■ DO THIS ■
Search the records for "rice". Copy every line where it appears.
+ + + + + + +
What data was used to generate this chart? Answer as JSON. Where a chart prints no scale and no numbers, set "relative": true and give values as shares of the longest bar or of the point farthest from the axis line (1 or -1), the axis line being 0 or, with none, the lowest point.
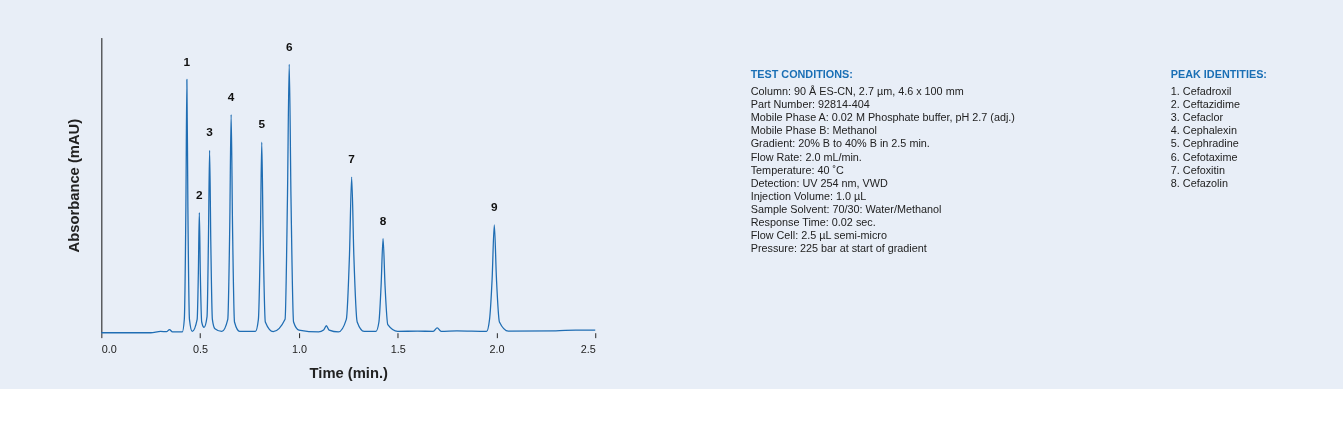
{
  "chart_data": [
    {
      "type": "line",
      "relative": true,
      "xlabel": "Time (min.)",
      "ylabel": "Absorbance (mAU)",
      "xlim": [
        0,
        2.5
      ],
      "xticks": [
        {
          "value": 0,
          "label": "0.0"
        },
        {
          "value": 0.5,
          "label": "0.5"
        },
        {
          "value": 1,
          "label": "1.0"
        },
        {
          "value": 1.5,
          "label": "1.5"
        },
        {
          "value": 2,
          "label": "2.0"
        },
        {
          "value": 2.5,
          "label": "2.5"
        }
      ],
      "grid": false,
      "series": [
        {
          "color": "#1f6db3",
          "x": [
            0.0,
            0.25,
            0.3,
            0.33,
            0.345,
            0.36,
            0.41,
            0.42,
            0.428,
            0.433,
            0.438,
            0.446,
            0.46,
            0.485,
            0.491,
            0.496,
            0.501,
            0.508,
            0.52,
            0.535,
            0.542,
            0.548,
            0.554,
            0.562,
            0.575,
            0.61,
            0.64,
            0.65,
            0.657,
            0.664,
            0.674,
            0.7,
            0.78,
            0.795,
            0.805,
            0.812,
            0.819,
            0.83,
            0.87,
            0.93,
            0.942,
            0.951,
            0.96,
            0.973,
            1.0,
            1.1,
            1.125,
            1.139,
            1.153,
            1.2,
            1.24,
            1.256,
            1.267,
            1.278,
            1.295,
            1.33,
            1.39,
            1.405,
            1.416,
            1.426,
            1.436,
            1.45,
            1.5,
            1.6,
            1.68,
            1.7,
            1.72,
            1.8,
            1.95,
            1.965,
            1.978,
            1.989,
            2.0,
            2.015,
            2.06,
            2.3,
            2.4,
            2.5
          ],
          "values": [
            0.0,
            0.0,
            0.005,
            0.004,
            0.012,
            0.003,
            0.003,
            0.05,
            0.47,
            0.944,
            0.47,
            0.05,
            0.005,
            0.05,
            0.22,
            0.448,
            0.22,
            0.04,
            0.02,
            0.06,
            0.34,
            0.68,
            0.34,
            0.05,
            0.015,
            0.005,
            0.05,
            0.4,
            0.813,
            0.4,
            0.04,
            0.005,
            0.005,
            0.05,
            0.355,
            0.71,
            0.355,
            0.04,
            0.004,
            0.05,
            0.5,
            1.0,
            0.5,
            0.04,
            0.01,
            0.003,
            0.01,
            0.026,
            0.01,
            0.003,
            0.05,
            0.29,
            0.58,
            0.29,
            0.04,
            0.005,
            0.005,
            0.04,
            0.175,
            0.351,
            0.175,
            0.03,
            0.005,
            0.006,
            0.005,
            0.018,
            0.005,
            0.007,
            0.005,
            0.05,
            0.2,
            0.402,
            0.2,
            0.04,
            0.006,
            0.007,
            0.01,
            0.01
          ]
        }
      ],
      "annotations": [
        {
          "text": "1",
          "x": 0.433,
          "y": 0.944
        },
        {
          "text": "2",
          "x": 0.496,
          "y": 0.448
        },
        {
          "text": "3",
          "x": 0.548,
          "y": 0.68
        },
        {
          "text": "4",
          "x": 0.657,
          "y": 0.813
        },
        {
          "text": "5",
          "x": 0.812,
          "y": 0.71
        },
        {
          "text": "6",
          "x": 0.951,
          "y": 1.0
        },
        {
          "text": "7",
          "x": 1.267,
          "y": 0.58
        },
        {
          "text": "8",
          "x": 1.426,
          "y": 0.351
        },
        {
          "text": "9",
          "x": 1.989,
          "y": 0.402
        }
      ]
    },
    {
      "type": "other",
      "title": "TEST CONDITIONS:",
      "annotations": [
        "Column: 90 Å ES-CN, 2.7 µm, 4.6 x 100 mm",
        "Part Number: 92814-404",
        "Mobile Phase A: 0.02 M Phosphate buffer, pH 2.7 (adj.)",
        "Mobile Phase B: Methanol",
        "Gradient: 20% B to 40% B in 2.5 min.",
        "Flow Rate: 2.0 mL/min.",
        "Temperature: 40 ˚C",
        "Detection: UV 254 nm, VWD",
        "Injection Volume: 1.0 µL",
        "Sample Solvent: 70/30: Water/Methanol",
        "Response Time: 0.02 sec.",
        "Flow Cell: 2.5 µL semi-micro",
        "Pressure: 225 bar at start of gradient"
      ]
    },
    {
      "type": "other",
      "title": "PEAK IDENTITIES:",
      "annotations": [
        "1. Cefadroxil",
        "2. Ceftazidime",
        "3. Cefaclor",
        "4. Cephalexin",
        "5. Cephradine",
        "6. Cefotaxime",
        "7. Cefoxitin",
        "8. Cefazolin"
      ]
    }
  ]
}
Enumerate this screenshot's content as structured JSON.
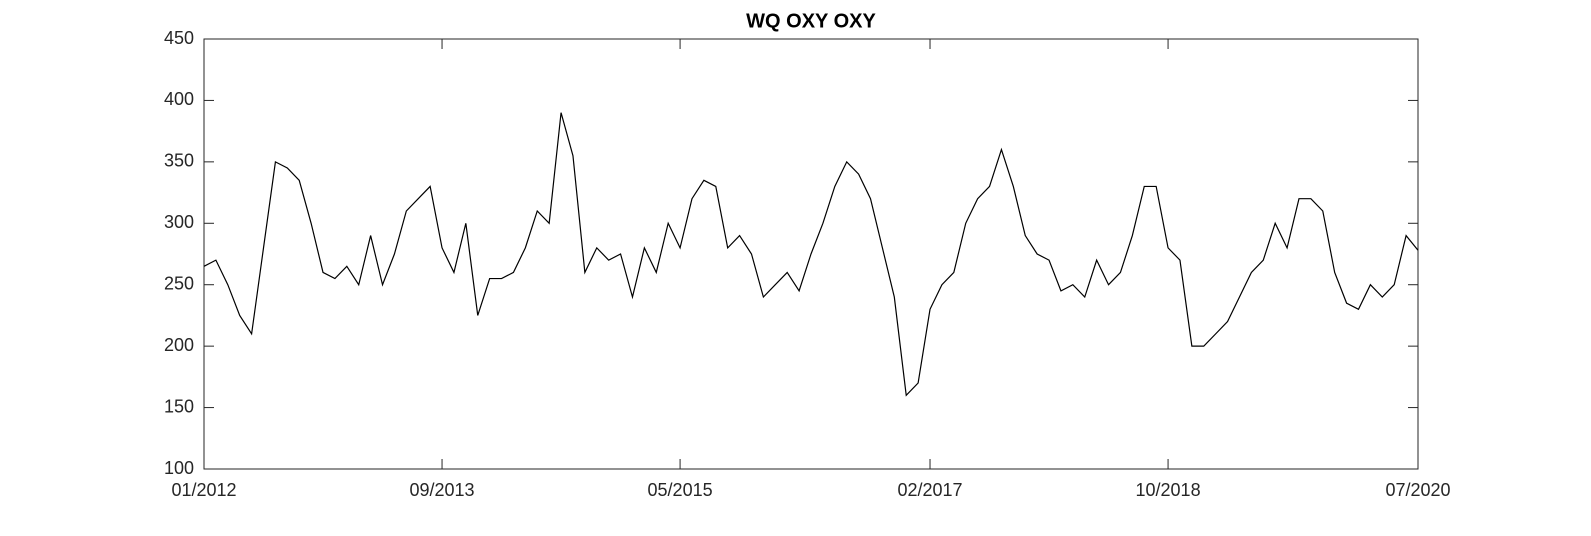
{
  "chart_data": {
    "type": "line",
    "title": "WQ OXY OXY",
    "x": [
      "01/2012",
      "02/2012",
      "03/2012",
      "04/2012",
      "05/2012",
      "06/2012",
      "07/2012",
      "08/2012",
      "09/2012",
      "10/2012",
      "11/2012",
      "12/2012",
      "01/2013",
      "02/2013",
      "03/2013",
      "04/2013",
      "05/2013",
      "06/2013",
      "07/2013",
      "08/2013",
      "09/2013",
      "10/2013",
      "11/2013",
      "12/2013",
      "01/2014",
      "02/2014",
      "03/2014",
      "04/2014",
      "05/2014",
      "06/2014",
      "07/2014",
      "08/2014",
      "09/2014",
      "10/2014",
      "11/2014",
      "12/2014",
      "01/2015",
      "02/2015",
      "03/2015",
      "04/2015",
      "05/2015",
      "06/2015",
      "07/2015",
      "08/2015",
      "09/2015",
      "10/2015",
      "11/2015",
      "12/2015",
      "01/2016",
      "02/2016",
      "03/2016",
      "04/2016",
      "05/2016",
      "06/2016",
      "07/2016",
      "08/2016",
      "09/2016",
      "10/2016",
      "11/2016",
      "12/2016",
      "01/2017",
      "02/2017",
      "03/2017",
      "04/2017",
      "05/2017",
      "06/2017",
      "07/2017",
      "08/2017",
      "09/2017",
      "10/2017",
      "11/2017",
      "12/2017",
      "01/2018",
      "02/2018",
      "03/2018",
      "04/2018",
      "05/2018",
      "06/2018",
      "07/2018",
      "08/2018",
      "09/2018",
      "10/2018",
      "11/2018",
      "12/2018",
      "01/2019",
      "02/2019",
      "03/2019",
      "04/2019",
      "05/2019",
      "06/2019",
      "07/2019",
      "08/2019",
      "09/2019",
      "10/2019",
      "11/2019",
      "12/2019",
      "01/2020",
      "02/2020",
      "03/2020",
      "04/2020",
      "05/2020",
      "06/2020",
      "07/2020"
    ],
    "series": [
      {
        "color": "#000000",
        "values": [
          265,
          270,
          250,
          225,
          210,
          280,
          350,
          345,
          335,
          300,
          260,
          255,
          265,
          250,
          290,
          250,
          275,
          310,
          320,
          330,
          280,
          260,
          300,
          225,
          255,
          255,
          260,
          280,
          310,
          300,
          390,
          355,
          260,
          280,
          270,
          275,
          240,
          280,
          260,
          300,
          280,
          320,
          335,
          330,
          280,
          290,
          275,
          240,
          250,
          260,
          245,
          275,
          300,
          330,
          350,
          340,
          320,
          280,
          240,
          160,
          170,
          230,
          250,
          260,
          300,
          320,
          330,
          360,
          330,
          290,
          275,
          270,
          245,
          250,
          240,
          270,
          250,
          260,
          290,
          330,
          330,
          280,
          270,
          200,
          200,
          210,
          220,
          240,
          260,
          270,
          300,
          280,
          320,
          320,
          310,
          260,
          235,
          230,
          250,
          240,
          250,
          290,
          278
        ]
      }
    ],
    "xlim": [
      "01/2012",
      "07/2020"
    ],
    "xticks": [
      "01/2012",
      "09/2013",
      "05/2015",
      "02/2017",
      "10/2018",
      "07/2020"
    ],
    "ylim": [
      100,
      450
    ],
    "yticks": [
      100,
      150,
      200,
      250,
      300,
      350,
      400,
      450
    ]
  }
}
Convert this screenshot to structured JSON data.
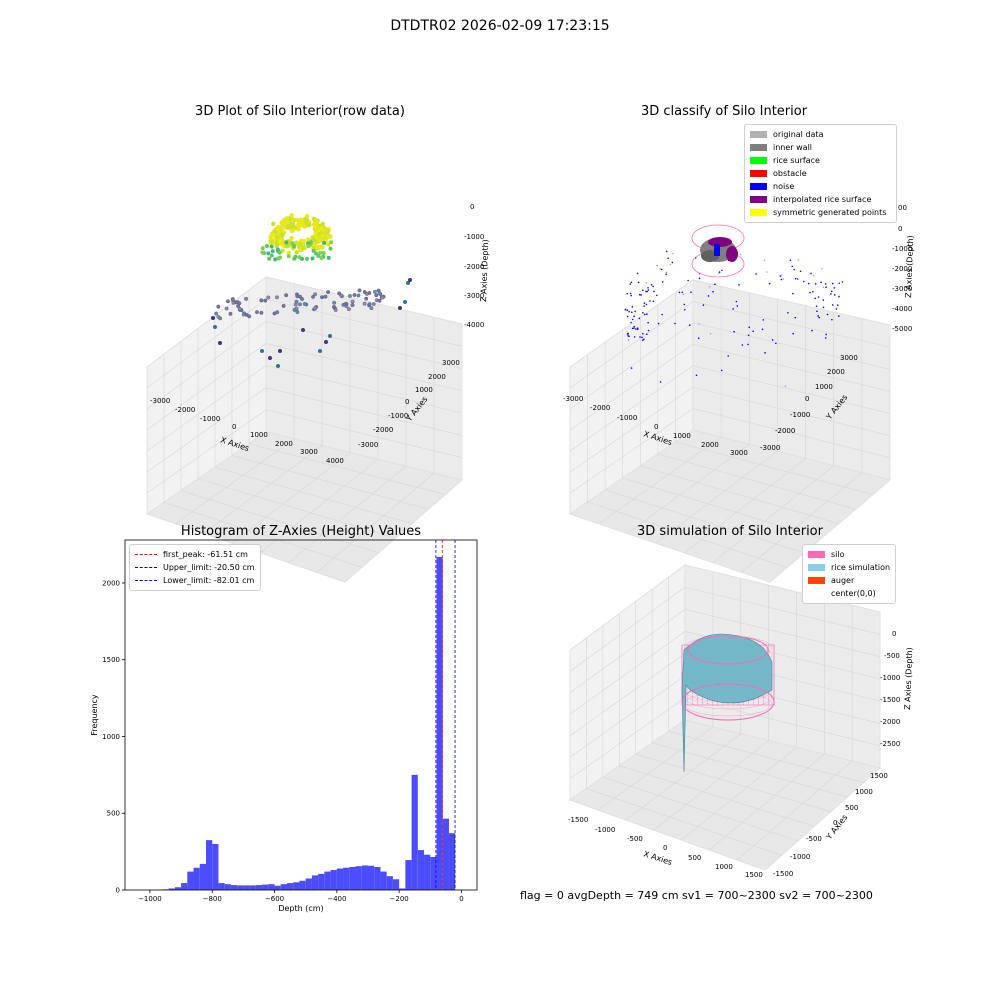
{
  "figure": {
    "title": "DTDTR02 2026-02-09 17:23:15"
  },
  "status": {
    "text": "flag = 0     avgDepth = 749 cm  sv1 = 700~2300  sv2 = 700~2300"
  },
  "chart_data": [
    {
      "type": "scatter",
      "title": "3D Plot of Silo Interior(row data)",
      "xlabel": "X Axies",
      "ylabel": "Y Axies",
      "zlabel": "Z Axies (Depth)",
      "xticks": [
        "-3000",
        "-2000",
        "-1000",
        "0",
        "1000",
        "2000",
        "3000",
        "4000"
      ],
      "yticks": [
        "3000",
        "2000",
        "1000",
        "0",
        "-1000",
        "-2000",
        "-3000"
      ],
      "zticks": [
        "0",
        "-1000",
        "-2000",
        "-3000",
        "-4000"
      ]
    },
    {
      "type": "scatter",
      "title": "3D classify of Silo Interior",
      "xlabel": "X Axies",
      "ylabel": "Y Axies",
      "zlabel": "Z Axies (Depth)",
      "xticks": [
        "-3000",
        "-2000",
        "-1000",
        "0",
        "1000",
        "2000",
        "3000"
      ],
      "yticks": [
        "3000",
        "2000",
        "1000",
        "0",
        "-1000",
        "-2000",
        "-3000"
      ],
      "zticks": [
        "0",
        "-1000",
        "-2000",
        "-3000",
        "-4000",
        "-5000"
      ],
      "ztick_partial": "00",
      "legend": [
        {
          "label": "original data",
          "color": "#b2b2b2"
        },
        {
          "label": "inner wall",
          "color": "#808080"
        },
        {
          "label": "rice surface",
          "color": "#00ff00"
        },
        {
          "label": "obstacle",
          "color": "#ff0000"
        },
        {
          "label": "noise",
          "color": "#0000ff"
        },
        {
          "label": "interpolated rice surface",
          "color": "#800080"
        },
        {
          "label": "symmetric generated points",
          "color": "#ffff00"
        }
      ]
    },
    {
      "type": "bar",
      "title": "Histogram of Z-Axies (Height) Values",
      "xlabel": "Depth (cm)",
      "ylabel": "Frequency",
      "xlim": [
        -1080,
        50
      ],
      "ylim": [
        0,
        2280
      ],
      "xticks": [
        -1000,
        -800,
        -600,
        -400,
        -200,
        0
      ],
      "yticks": [
        0,
        500,
        1000,
        1500,
        2000
      ],
      "bar_color": "#4c4cff",
      "bins": [
        {
          "x0": -1000,
          "x1": -980,
          "v": 0
        },
        {
          "x0": -980,
          "x1": -960,
          "v": 2
        },
        {
          "x0": -960,
          "x1": -940,
          "v": 4
        },
        {
          "x0": -940,
          "x1": -920,
          "v": 10
        },
        {
          "x0": -920,
          "x1": -900,
          "v": 18
        },
        {
          "x0": -900,
          "x1": -880,
          "v": 45
        },
        {
          "x0": -880,
          "x1": -860,
          "v": 120
        },
        {
          "x0": -860,
          "x1": -840,
          "v": 145
        },
        {
          "x0": -840,
          "x1": -820,
          "v": 170
        },
        {
          "x0": -820,
          "x1": -800,
          "v": 325
        },
        {
          "x0": -800,
          "x1": -780,
          "v": 300
        },
        {
          "x0": -780,
          "x1": -760,
          "v": 45
        },
        {
          "x0": -760,
          "x1": -740,
          "v": 38
        },
        {
          "x0": -740,
          "x1": -720,
          "v": 32
        },
        {
          "x0": -720,
          "x1": -700,
          "v": 30
        },
        {
          "x0": -700,
          "x1": -680,
          "v": 30
        },
        {
          "x0": -680,
          "x1": -660,
          "v": 30
        },
        {
          "x0": -660,
          "x1": -640,
          "v": 32
        },
        {
          "x0": -640,
          "x1": -620,
          "v": 35
        },
        {
          "x0": -620,
          "x1": -600,
          "v": 38
        },
        {
          "x0": -600,
          "x1": -580,
          "v": 28
        },
        {
          "x0": -580,
          "x1": -560,
          "v": 38
        },
        {
          "x0": -560,
          "x1": -540,
          "v": 45
        },
        {
          "x0": -540,
          "x1": -520,
          "v": 50
        },
        {
          "x0": -520,
          "x1": -500,
          "v": 60
        },
        {
          "x0": -500,
          "x1": -480,
          "v": 75
        },
        {
          "x0": -480,
          "x1": -460,
          "v": 95
        },
        {
          "x0": -460,
          "x1": -440,
          "v": 105
        },
        {
          "x0": -440,
          "x1": -420,
          "v": 120
        },
        {
          "x0": -420,
          "x1": -400,
          "v": 130
        },
        {
          "x0": -400,
          "x1": -380,
          "v": 140
        },
        {
          "x0": -380,
          "x1": -360,
          "v": 145
        },
        {
          "x0": -360,
          "x1": -340,
          "v": 150
        },
        {
          "x0": -340,
          "x1": -320,
          "v": 155
        },
        {
          "x0": -320,
          "x1": -300,
          "v": 160
        },
        {
          "x0": -300,
          "x1": -280,
          "v": 158
        },
        {
          "x0": -280,
          "x1": -260,
          "v": 150
        },
        {
          "x0": -260,
          "x1": -240,
          "v": 120
        },
        {
          "x0": -240,
          "x1": -220,
          "v": 90
        },
        {
          "x0": -220,
          "x1": -200,
          "v": 70
        },
        {
          "x0": -200,
          "x1": -180,
          "v": 10
        },
        {
          "x0": -180,
          "x1": -160,
          "v": 195
        },
        {
          "x0": -160,
          "x1": -140,
          "v": 750
        },
        {
          "x0": -140,
          "x1": -120,
          "v": 260
        },
        {
          "x0": -120,
          "x1": -100,
          "v": 230
        },
        {
          "x0": -100,
          "x1": -80,
          "v": 215
        },
        {
          "x0": -80,
          "x1": -60,
          "v": 2170
        },
        {
          "x0": -60,
          "x1": -40,
          "v": 465
        },
        {
          "x0": -40,
          "x1": -20,
          "v": 370
        }
      ],
      "vlines": [
        {
          "x": -61.51,
          "label": "first_peak: -61.51 cm",
          "color": "#ff0000"
        },
        {
          "x": -20.5,
          "label": "Upper_limit: -20.50 cm",
          "color": "#0000aa"
        },
        {
          "x": -82.01,
          "label": "Lower_limit: -82.01 cm",
          "color": "#0000ff"
        }
      ]
    },
    {
      "type": "surface",
      "title": "3D simulation of Silo Interior",
      "xlabel": "X Axies",
      "ylabel": "Y Axies",
      "zlabel": "Z Axies (Depth)",
      "xticks": [
        "-1500",
        "-1000",
        "-500",
        "0",
        "500",
        "1000",
        "1500"
      ],
      "yticks": [
        "1500",
        "1000",
        "500",
        "0",
        "-500",
        "-1000",
        "-1500"
      ],
      "zticks": [
        "0",
        "-500",
        "-1000",
        "-1500",
        "-2000",
        "-2500"
      ],
      "legend": [
        {
          "label": "silo",
          "color": "#ff69b4"
        },
        {
          "label": "rice simulation",
          "color": "#87ceeb"
        },
        {
          "label": "auger",
          "color": "#ff4500"
        },
        {
          "label": "center(0,0)",
          "color": "#ffffff"
        }
      ]
    }
  ]
}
+ + + + + + +
■ WRITTEN ANSWER ■
          "label": "rice surface",
          "label": "interpolated rice surface",
          "label": "rice simulation",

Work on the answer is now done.